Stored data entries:
....................
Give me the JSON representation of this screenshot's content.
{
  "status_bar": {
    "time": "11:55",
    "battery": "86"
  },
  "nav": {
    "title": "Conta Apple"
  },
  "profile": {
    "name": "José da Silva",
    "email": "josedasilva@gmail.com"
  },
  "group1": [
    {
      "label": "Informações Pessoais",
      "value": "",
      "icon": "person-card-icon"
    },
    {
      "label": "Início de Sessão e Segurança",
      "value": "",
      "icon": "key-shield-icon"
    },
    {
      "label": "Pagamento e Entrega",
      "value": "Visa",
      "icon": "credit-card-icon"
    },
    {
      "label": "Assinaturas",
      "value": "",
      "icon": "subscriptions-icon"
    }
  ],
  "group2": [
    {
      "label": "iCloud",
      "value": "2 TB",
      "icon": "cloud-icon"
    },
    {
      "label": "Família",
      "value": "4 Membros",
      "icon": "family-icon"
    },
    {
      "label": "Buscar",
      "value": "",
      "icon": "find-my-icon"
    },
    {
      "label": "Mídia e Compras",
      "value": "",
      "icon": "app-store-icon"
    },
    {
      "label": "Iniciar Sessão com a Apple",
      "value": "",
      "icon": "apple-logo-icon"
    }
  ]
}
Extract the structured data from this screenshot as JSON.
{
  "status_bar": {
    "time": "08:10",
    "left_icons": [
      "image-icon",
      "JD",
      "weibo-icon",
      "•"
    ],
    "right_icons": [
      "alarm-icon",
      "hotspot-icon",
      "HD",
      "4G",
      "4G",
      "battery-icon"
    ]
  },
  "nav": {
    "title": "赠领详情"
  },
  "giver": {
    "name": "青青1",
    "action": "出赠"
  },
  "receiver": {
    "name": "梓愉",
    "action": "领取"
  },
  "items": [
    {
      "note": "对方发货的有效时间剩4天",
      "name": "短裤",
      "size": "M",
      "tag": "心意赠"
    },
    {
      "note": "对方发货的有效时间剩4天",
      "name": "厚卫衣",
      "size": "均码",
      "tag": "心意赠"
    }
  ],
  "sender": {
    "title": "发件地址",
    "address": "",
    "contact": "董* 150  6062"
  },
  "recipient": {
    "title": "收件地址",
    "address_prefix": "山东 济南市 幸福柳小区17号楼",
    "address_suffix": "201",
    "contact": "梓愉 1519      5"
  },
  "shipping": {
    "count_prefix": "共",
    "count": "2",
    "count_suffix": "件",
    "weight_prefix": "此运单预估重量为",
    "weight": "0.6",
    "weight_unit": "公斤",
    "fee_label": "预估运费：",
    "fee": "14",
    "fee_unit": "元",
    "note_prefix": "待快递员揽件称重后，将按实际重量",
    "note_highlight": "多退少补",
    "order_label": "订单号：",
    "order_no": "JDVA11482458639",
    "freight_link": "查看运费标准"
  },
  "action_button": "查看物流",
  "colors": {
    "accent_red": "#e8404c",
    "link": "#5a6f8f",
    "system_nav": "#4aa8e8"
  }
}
....................
Among the entries above, identify all lines with "Sessão" and copy them.

      "label": "Início de Sessão e Segurança",
      "label": "Iniciar Sessão com a Apple",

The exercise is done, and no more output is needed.